Exercise objective> Can you find the lines of the listing that include "JSON" and copy every one?

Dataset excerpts

====

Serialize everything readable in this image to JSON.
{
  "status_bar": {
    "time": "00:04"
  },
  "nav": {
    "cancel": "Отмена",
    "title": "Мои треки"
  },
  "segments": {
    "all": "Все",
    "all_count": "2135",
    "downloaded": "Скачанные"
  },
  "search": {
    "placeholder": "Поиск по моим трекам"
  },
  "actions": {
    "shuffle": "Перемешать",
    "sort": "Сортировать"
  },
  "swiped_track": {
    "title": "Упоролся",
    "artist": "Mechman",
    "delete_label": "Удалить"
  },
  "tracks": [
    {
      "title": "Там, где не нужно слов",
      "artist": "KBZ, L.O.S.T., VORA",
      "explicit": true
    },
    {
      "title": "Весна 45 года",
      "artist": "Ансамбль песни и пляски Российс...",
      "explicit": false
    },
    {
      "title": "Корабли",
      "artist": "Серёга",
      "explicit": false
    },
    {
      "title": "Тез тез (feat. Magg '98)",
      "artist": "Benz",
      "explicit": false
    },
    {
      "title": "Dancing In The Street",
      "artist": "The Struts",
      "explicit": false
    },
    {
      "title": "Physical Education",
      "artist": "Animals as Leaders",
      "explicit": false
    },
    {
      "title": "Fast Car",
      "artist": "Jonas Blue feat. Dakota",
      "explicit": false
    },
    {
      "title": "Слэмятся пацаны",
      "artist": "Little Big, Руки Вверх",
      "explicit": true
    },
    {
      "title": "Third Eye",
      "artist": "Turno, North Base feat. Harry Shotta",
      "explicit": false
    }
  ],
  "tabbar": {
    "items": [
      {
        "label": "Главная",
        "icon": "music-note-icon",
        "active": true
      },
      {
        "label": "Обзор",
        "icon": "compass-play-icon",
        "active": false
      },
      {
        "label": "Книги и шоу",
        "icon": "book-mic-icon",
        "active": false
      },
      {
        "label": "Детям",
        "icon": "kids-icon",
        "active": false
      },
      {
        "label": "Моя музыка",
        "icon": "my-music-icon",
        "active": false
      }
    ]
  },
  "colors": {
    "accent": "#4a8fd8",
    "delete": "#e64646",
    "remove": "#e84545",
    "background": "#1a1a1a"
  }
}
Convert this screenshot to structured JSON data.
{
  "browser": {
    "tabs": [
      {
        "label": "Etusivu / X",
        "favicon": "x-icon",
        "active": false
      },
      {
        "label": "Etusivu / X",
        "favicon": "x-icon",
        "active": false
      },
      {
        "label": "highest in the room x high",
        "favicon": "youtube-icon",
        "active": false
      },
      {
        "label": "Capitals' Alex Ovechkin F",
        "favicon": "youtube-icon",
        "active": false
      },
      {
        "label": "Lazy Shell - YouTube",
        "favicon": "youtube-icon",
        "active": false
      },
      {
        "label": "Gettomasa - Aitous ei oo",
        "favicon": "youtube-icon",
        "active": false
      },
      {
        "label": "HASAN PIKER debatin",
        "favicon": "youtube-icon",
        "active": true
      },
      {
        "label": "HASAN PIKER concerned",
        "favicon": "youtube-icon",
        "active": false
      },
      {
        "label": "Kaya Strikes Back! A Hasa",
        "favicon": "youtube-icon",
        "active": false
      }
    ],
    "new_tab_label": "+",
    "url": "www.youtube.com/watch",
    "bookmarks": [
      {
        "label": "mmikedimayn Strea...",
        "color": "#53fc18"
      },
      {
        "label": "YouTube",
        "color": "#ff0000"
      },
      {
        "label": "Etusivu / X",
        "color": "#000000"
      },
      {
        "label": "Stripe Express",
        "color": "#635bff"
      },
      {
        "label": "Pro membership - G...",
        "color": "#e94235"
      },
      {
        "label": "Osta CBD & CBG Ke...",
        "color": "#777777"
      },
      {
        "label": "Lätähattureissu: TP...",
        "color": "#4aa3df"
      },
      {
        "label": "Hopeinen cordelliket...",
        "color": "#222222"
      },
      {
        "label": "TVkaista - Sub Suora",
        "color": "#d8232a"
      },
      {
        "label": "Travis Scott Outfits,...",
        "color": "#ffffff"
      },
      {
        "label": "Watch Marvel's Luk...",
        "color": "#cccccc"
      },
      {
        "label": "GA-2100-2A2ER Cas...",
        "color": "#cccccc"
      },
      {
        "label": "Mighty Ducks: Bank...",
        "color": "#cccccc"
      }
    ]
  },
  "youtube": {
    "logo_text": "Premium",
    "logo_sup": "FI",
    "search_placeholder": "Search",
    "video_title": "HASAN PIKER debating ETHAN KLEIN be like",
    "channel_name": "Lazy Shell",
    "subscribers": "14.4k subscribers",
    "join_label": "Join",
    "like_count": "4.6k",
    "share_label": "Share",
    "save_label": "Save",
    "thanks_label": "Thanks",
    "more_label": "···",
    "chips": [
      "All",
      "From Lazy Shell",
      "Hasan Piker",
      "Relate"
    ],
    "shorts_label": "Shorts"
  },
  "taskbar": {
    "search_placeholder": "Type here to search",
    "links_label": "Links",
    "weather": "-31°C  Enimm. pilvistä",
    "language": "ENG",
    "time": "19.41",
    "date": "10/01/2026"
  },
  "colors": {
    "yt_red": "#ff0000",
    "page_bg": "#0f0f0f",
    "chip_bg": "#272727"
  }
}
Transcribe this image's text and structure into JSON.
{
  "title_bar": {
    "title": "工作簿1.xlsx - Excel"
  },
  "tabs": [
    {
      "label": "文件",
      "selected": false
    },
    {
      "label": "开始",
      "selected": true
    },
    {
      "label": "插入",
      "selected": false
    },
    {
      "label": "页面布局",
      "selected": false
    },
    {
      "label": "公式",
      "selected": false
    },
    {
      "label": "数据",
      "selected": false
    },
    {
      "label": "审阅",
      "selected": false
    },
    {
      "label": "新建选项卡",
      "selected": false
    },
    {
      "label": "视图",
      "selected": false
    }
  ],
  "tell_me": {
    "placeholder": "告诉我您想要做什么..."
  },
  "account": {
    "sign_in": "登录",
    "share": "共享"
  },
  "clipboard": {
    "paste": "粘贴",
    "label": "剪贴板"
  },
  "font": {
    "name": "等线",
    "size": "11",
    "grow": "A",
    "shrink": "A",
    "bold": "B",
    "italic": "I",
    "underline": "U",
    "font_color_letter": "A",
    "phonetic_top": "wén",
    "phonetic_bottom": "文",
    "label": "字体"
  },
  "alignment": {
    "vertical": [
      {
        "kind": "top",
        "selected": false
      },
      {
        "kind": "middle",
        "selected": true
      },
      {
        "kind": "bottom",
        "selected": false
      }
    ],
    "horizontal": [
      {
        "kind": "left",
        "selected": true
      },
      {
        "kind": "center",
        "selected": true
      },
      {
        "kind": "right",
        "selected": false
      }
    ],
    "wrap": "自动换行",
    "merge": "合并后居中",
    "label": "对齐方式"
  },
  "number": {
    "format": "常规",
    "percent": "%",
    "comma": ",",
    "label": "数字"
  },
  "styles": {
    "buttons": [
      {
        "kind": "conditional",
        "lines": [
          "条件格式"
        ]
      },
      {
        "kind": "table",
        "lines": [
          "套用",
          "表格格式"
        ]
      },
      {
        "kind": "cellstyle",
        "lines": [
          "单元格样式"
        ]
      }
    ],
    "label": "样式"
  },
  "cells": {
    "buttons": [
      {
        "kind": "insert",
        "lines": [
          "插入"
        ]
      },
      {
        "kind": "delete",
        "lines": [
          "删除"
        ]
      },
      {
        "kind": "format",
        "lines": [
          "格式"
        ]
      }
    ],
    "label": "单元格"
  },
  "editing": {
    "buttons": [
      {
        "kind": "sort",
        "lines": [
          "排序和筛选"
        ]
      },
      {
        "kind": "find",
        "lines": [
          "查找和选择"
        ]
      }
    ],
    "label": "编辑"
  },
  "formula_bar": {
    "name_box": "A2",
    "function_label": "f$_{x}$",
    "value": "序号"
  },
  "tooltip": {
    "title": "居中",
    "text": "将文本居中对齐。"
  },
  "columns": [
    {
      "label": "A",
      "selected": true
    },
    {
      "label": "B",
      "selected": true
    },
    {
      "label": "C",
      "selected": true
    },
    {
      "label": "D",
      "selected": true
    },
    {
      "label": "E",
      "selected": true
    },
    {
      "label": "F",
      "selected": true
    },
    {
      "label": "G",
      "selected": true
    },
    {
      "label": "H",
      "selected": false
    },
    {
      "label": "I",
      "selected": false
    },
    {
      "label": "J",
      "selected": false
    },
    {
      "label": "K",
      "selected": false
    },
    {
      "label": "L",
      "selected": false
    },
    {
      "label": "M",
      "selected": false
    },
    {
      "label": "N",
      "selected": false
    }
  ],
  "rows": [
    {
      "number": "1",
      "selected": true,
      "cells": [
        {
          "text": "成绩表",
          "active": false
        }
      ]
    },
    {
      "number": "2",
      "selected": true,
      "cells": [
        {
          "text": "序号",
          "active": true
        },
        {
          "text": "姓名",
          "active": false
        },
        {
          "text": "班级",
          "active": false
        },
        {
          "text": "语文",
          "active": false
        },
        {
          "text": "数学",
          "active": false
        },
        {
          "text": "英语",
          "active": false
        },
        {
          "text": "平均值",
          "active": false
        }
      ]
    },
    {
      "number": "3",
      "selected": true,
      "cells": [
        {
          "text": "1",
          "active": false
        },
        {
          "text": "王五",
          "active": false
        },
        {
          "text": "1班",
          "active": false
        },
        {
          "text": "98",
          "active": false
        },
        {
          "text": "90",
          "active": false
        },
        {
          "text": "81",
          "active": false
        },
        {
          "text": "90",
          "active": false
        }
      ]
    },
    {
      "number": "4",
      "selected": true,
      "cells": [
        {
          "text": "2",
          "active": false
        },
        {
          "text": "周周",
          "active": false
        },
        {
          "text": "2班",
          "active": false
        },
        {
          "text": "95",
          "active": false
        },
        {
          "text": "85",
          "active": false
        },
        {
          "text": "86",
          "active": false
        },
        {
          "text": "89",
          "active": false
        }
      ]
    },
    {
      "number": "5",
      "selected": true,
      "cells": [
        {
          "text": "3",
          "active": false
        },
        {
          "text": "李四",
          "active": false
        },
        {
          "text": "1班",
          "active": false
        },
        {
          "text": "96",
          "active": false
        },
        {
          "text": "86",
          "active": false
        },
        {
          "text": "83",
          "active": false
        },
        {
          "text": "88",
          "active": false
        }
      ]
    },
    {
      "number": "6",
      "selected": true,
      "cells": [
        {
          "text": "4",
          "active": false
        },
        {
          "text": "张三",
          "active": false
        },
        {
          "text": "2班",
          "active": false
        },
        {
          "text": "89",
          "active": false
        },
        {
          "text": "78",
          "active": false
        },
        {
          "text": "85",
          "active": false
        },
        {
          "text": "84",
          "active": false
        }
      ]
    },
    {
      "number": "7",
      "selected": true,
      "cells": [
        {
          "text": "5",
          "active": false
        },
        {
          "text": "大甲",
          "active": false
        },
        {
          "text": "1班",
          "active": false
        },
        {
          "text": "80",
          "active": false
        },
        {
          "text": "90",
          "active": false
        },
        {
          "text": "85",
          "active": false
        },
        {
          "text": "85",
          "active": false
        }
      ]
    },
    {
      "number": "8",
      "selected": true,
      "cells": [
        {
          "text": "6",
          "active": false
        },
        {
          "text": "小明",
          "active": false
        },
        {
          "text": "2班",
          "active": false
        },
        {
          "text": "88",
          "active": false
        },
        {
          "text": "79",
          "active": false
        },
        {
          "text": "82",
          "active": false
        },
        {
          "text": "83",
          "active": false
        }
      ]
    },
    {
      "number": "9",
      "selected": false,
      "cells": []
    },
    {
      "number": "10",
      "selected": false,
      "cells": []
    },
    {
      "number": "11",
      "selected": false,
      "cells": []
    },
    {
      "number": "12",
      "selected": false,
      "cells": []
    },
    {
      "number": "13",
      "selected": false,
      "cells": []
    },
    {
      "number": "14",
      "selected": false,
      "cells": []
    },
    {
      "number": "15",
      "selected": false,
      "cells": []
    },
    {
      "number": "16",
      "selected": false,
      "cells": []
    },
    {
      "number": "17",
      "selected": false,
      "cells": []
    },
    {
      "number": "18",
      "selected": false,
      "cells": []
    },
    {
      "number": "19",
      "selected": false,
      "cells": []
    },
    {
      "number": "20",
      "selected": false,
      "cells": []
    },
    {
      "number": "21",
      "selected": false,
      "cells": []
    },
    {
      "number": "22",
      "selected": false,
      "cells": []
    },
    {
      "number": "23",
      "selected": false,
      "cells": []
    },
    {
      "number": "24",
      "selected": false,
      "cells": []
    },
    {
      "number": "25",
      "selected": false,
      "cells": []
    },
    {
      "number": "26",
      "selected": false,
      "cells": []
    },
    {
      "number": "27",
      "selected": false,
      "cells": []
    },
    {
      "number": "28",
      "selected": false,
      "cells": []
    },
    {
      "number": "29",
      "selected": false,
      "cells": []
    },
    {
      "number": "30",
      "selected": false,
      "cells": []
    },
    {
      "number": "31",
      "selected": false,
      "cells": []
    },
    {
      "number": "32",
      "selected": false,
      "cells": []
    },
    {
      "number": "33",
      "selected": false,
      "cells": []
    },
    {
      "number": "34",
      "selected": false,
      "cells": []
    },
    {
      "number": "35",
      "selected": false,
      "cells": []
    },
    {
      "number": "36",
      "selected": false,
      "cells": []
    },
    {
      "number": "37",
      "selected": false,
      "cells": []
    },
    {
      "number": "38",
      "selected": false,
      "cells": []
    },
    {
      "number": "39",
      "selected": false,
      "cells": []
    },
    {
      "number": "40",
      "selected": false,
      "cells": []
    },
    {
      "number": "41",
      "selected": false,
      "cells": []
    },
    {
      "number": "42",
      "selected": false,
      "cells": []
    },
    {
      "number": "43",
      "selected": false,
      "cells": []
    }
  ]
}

====

Correct answer>
Serialize everything readable in this image to JSON.
Convert this screenshot to structured JSON data.
Transcribe this image's text and structure into JSON.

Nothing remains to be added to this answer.